→ **What is expected**
Find each line containing the string "have" and return it.

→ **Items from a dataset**
==============================
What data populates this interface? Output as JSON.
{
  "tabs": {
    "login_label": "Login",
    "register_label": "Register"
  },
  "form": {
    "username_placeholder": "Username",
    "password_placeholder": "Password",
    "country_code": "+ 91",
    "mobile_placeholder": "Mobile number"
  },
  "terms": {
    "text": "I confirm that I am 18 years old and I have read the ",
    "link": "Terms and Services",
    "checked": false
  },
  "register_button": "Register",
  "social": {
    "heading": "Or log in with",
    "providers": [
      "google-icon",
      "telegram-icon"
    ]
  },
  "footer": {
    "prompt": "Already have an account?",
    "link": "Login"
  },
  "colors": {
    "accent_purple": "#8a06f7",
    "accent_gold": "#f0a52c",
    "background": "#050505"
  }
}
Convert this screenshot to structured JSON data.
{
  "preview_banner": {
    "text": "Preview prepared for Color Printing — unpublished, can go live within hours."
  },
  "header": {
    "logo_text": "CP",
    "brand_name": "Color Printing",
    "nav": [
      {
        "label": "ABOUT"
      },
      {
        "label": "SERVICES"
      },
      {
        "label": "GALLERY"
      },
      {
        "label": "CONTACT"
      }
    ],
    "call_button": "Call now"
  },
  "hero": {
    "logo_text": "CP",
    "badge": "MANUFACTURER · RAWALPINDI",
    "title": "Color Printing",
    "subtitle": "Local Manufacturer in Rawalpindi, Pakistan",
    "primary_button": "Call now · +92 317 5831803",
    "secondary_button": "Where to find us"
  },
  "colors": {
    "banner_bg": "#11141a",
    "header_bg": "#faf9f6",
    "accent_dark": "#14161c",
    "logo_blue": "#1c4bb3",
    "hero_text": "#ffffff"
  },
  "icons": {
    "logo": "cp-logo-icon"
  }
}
==============================
→ **Answer**
    "text": "I confirm that I am 18 years old and I have read the ",
    "prompt": "Already have an account?",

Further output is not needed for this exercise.